[Supplied records]:
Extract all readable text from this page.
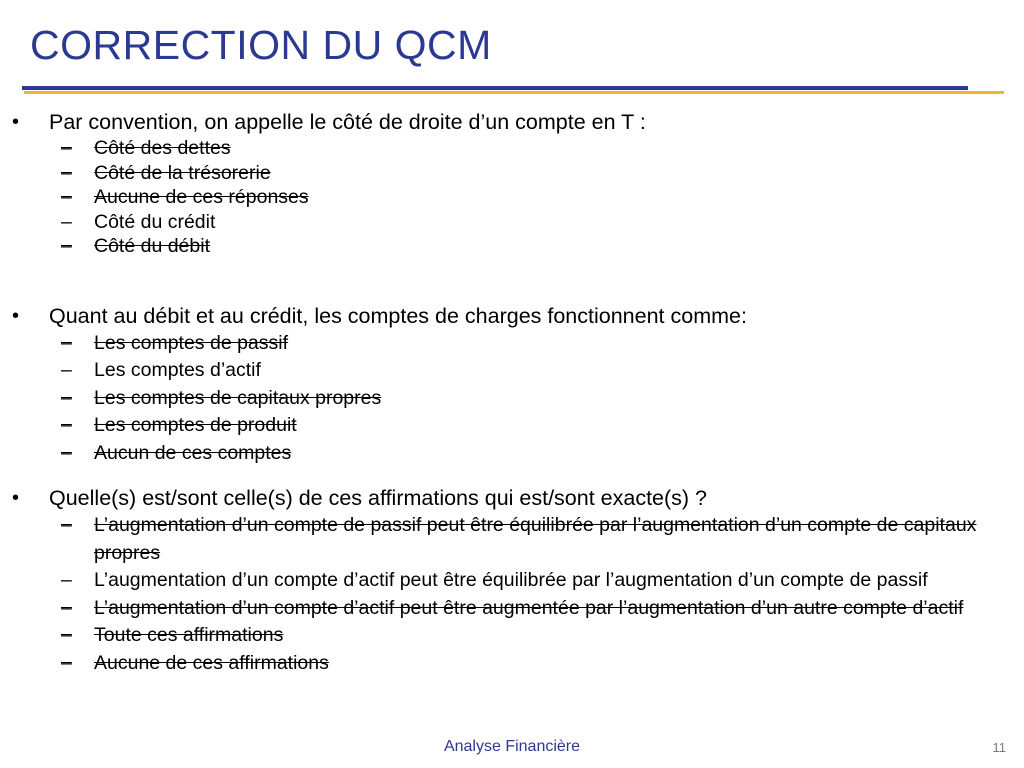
CORRECTION DU QCM
• Par convention, on appelle le côté de droite d’un compte en T :
– Côté des dettes
– Côté de la trésorerie
– Aucune de ces réponses
– Côté du crédit
– Côté du débit
• Quant au débit et au crédit, les comptes de charges fonctionnent comme:
– Les comptes de passif
– Les comptes d’actif
– Les comptes de capitaux propres
– Les comptes de produit
– Aucun de ces comptes
• Quelle(s) est/sont celle(s) de ces affirmations qui est/sont exacte(s) ?
– L’augmentation d’un compte de passif peut être équilibrée par l’augmentation d’un compte de capitaux propres
– L’augmentation d’un compte d’actif peut être équilibrée par l’augmentation d’un compte de passif
– L’augmentation d’un compte d’actif peut être augmentée par l’augmentation d’un autre compte d’actif
– Toute ces affirmations
– Aucune de ces affirmations
Analyse Financière	11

[Aim]: Lines from the records above that hold "équilibrée" are the ones to list.

[Response to the exercise]:
– L’augmentation d’un compte de passif peut être équilibrée par l’augmentation d’un compte de capitaux propres
– L’augmentation d’un compte d’actif peut être équilibrée par l’augmentation d’un compte de passif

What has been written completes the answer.